[WORK TO BE COMPLETED] Pick every line from the data that holds the word "Cordero".

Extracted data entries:
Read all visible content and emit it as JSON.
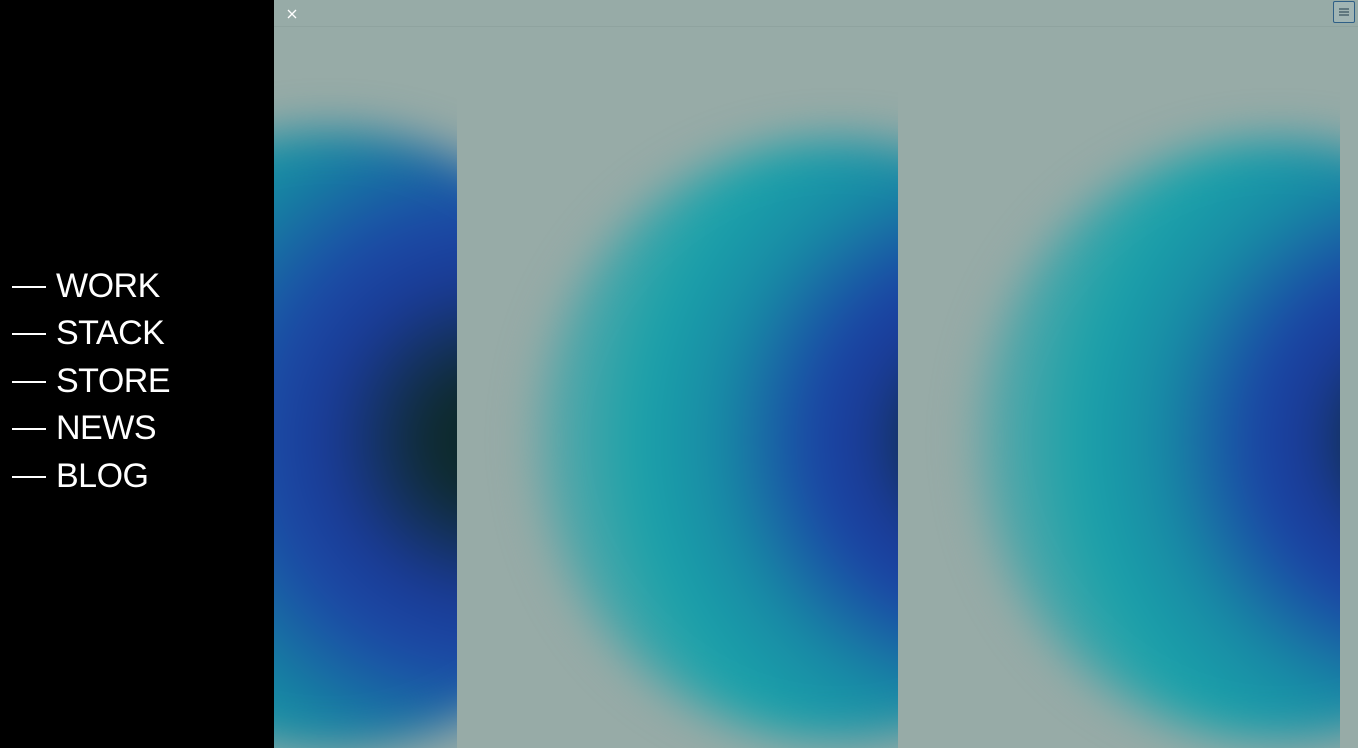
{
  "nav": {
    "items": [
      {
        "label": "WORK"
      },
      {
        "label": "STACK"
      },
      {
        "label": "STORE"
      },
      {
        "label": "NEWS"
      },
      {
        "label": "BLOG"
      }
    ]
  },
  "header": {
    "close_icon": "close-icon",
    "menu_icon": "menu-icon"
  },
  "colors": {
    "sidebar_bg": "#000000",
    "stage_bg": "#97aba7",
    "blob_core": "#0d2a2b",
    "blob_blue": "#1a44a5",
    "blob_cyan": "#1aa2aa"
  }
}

...

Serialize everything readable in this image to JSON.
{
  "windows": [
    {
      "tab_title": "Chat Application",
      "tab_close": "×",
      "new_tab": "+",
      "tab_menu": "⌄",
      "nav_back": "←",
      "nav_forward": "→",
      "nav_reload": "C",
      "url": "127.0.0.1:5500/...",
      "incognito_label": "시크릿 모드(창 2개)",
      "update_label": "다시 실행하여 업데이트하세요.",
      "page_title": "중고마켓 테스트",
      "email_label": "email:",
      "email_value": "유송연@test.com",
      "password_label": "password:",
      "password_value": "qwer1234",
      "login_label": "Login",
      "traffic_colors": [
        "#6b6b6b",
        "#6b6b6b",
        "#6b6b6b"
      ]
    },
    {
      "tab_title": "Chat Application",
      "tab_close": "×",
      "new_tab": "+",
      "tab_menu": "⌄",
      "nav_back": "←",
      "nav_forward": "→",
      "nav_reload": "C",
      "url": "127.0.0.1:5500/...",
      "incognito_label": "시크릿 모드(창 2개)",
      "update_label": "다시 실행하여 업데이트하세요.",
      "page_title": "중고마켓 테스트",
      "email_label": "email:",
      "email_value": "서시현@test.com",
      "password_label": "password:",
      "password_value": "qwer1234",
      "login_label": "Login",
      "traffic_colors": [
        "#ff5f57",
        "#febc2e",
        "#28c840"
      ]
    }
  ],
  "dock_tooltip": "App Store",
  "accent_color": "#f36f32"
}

---

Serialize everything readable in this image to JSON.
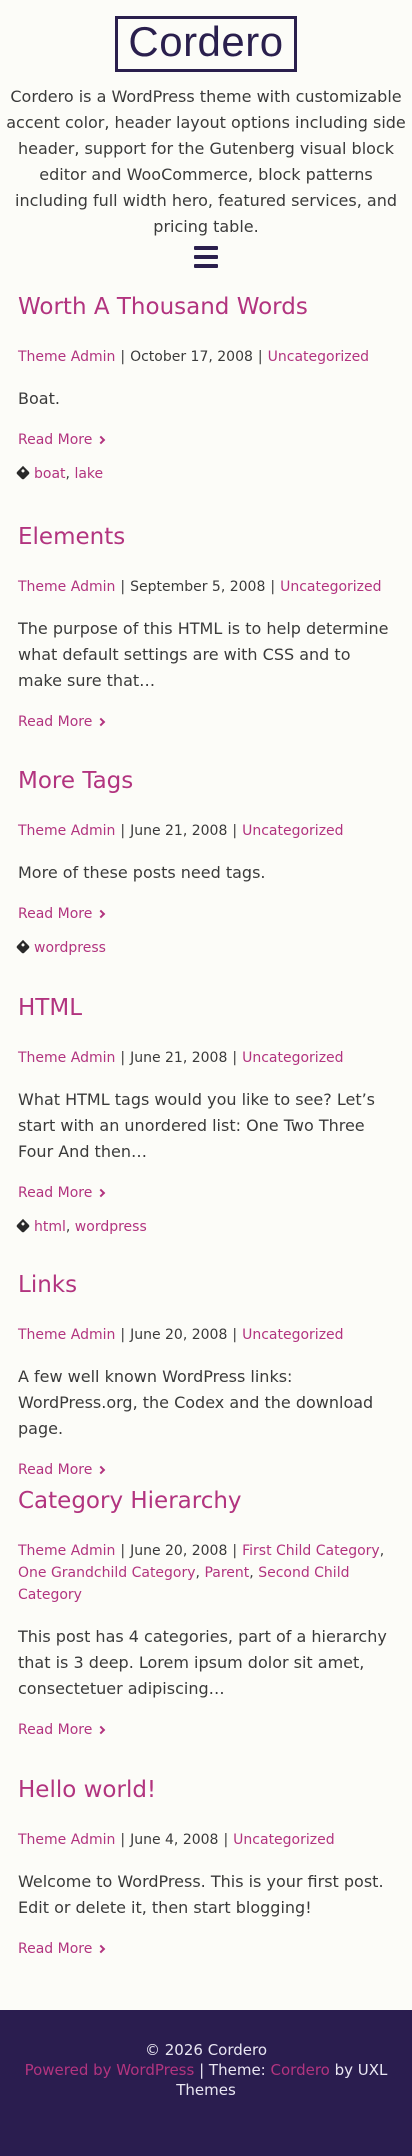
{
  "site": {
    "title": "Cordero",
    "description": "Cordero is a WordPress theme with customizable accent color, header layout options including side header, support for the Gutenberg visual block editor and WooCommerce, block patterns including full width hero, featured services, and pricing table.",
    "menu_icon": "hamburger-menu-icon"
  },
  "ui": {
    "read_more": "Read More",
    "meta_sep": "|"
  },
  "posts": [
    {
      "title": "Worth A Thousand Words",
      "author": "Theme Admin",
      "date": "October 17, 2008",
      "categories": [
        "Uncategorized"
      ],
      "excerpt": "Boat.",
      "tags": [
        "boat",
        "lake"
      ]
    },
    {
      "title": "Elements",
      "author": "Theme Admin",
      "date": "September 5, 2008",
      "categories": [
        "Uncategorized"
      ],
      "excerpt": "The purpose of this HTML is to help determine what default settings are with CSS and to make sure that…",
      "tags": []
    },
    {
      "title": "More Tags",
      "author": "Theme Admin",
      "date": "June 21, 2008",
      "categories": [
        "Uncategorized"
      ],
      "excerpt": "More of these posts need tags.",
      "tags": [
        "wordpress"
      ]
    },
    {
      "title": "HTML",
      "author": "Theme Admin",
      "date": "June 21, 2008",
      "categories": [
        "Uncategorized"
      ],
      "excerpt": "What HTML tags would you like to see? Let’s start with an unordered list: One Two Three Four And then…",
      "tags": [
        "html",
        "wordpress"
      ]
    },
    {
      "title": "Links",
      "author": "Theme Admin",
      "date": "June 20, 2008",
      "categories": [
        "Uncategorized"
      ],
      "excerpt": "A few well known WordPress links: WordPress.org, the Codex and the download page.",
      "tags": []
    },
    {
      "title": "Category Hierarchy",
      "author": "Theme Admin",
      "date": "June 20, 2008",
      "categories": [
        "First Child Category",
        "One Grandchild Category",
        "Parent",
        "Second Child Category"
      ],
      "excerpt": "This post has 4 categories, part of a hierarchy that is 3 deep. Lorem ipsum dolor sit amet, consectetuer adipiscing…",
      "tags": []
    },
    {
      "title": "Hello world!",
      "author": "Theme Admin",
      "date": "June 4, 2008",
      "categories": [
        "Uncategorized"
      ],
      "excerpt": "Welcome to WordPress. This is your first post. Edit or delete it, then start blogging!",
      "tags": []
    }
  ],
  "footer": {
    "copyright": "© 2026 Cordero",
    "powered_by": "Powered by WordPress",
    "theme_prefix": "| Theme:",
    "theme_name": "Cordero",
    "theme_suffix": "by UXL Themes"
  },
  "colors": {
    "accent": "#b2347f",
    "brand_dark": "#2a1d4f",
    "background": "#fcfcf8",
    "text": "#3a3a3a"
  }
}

[EXERCISE RESPONSE]
    "title": "Cordero",
    "description": "Cordero is a WordPress theme with customizable accent color, header layout options including side header, support for the Gutenberg visual block editor and WooCommerce, block patterns including full width hero, featured services, and pricing table.",
    "copyright": "© 2026 Cordero",
    "theme_name": "Cordero",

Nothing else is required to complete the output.